▶ **Directions for this task**
Only lines with the word "screenshot" are needed; collect each of them from the listing below.

▶ **Stored records**

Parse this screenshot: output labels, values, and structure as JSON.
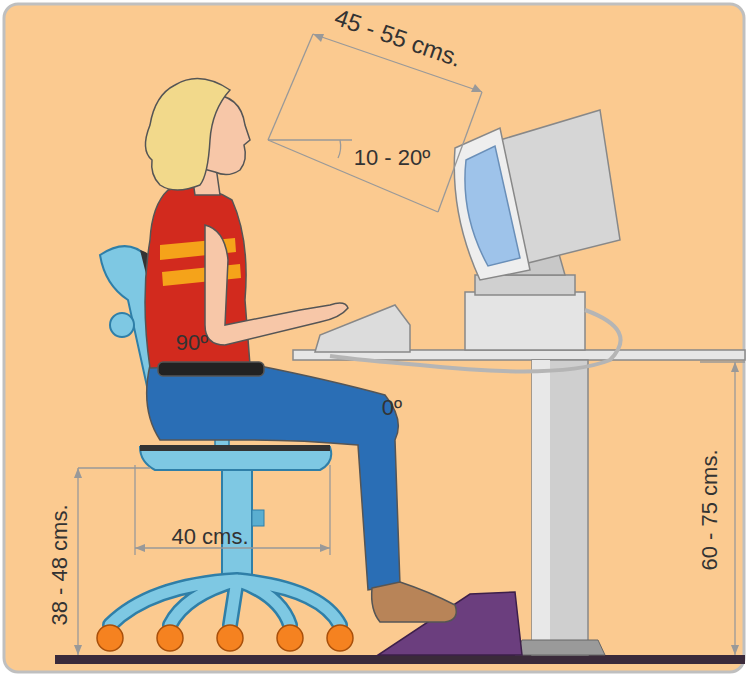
{
  "diagram": {
    "labels": [
      "45 - 55 cms.",
      "10 - 20º",
      "90º",
      "0º",
      "38 - 48 cms.",
      "40 cms.",
      "60 - 75 cms."
    ]
  }
}
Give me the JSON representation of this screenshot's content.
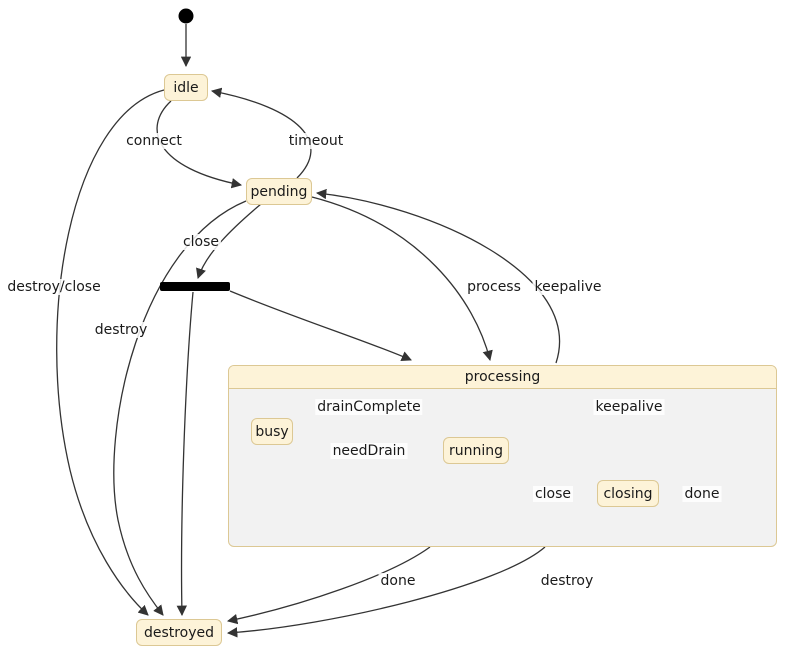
{
  "diagram": {
    "type": "state-diagram",
    "states": {
      "idle": {
        "label": "idle"
      },
      "pending": {
        "label": "pending"
      },
      "processing": {
        "label": "processing"
      },
      "busy": {
        "label": "busy"
      },
      "running": {
        "label": "running"
      },
      "closing": {
        "label": "closing"
      },
      "destroyed": {
        "label": "destroyed"
      }
    },
    "edges": {
      "connect": {
        "label": "connect",
        "from": "idle",
        "to": "pending"
      },
      "timeout": {
        "label": "timeout",
        "from": "pending",
        "to": "idle"
      },
      "close_fork": {
        "label": "close",
        "from": "pending",
        "to": "fork"
      },
      "destroy_close": {
        "label": "destroy/close",
        "from": "idle",
        "to": "destroyed"
      },
      "destroy_left": {
        "label": "destroy",
        "from": "pending",
        "to": "destroyed"
      },
      "process": {
        "label": "process",
        "from": "pending",
        "to": "processing"
      },
      "keepalive_outer": {
        "label": "keepalive",
        "from": "processing",
        "to": "pending"
      },
      "drain_complete": {
        "label": "drainComplete",
        "from": "busy",
        "to": "running"
      },
      "need_drain": {
        "label": "needDrain",
        "from": "running",
        "to": "busy"
      },
      "keepalive_inner": {
        "label": "keepalive",
        "from": "running",
        "to": "exit"
      },
      "close_inner": {
        "label": "close",
        "from": "running",
        "to": "closing"
      },
      "done_inner": {
        "label": "done",
        "from": "closing",
        "to": "exit"
      },
      "done_bottom": {
        "label": "done",
        "from": "processing",
        "to": "destroyed"
      },
      "destroy_bottom": {
        "label": "destroy",
        "from": "processing",
        "to": "destroyed"
      }
    },
    "colors": {
      "state_fill": "#fdf3d8",
      "state_border": "#dcc894",
      "composite_body": "#f2f2f2",
      "line": "#333333",
      "text": "#1a1a1a"
    }
  }
}
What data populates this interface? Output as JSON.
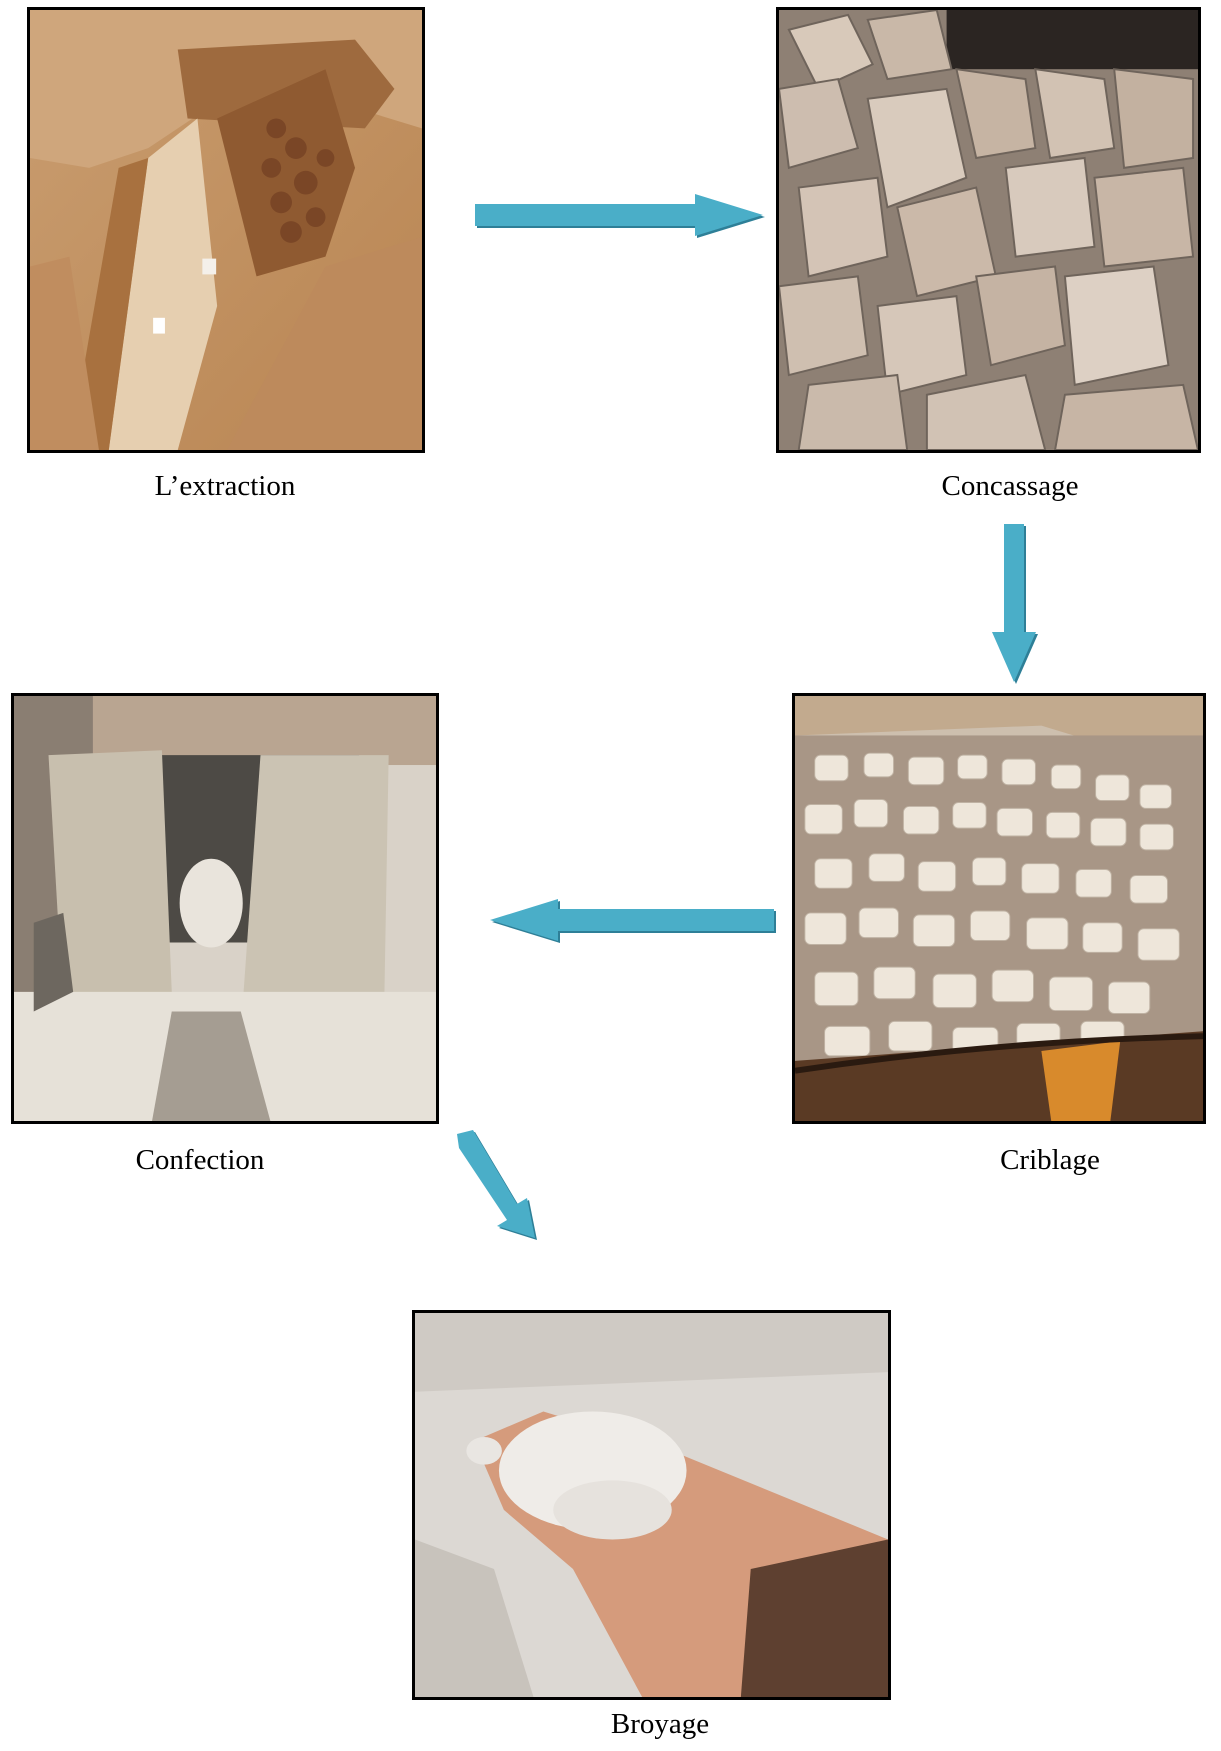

▶ **Full solution**
Parse this screenshot: output labels, values, and structure as JSON.
Give me the JSON representation of this screenshot's content.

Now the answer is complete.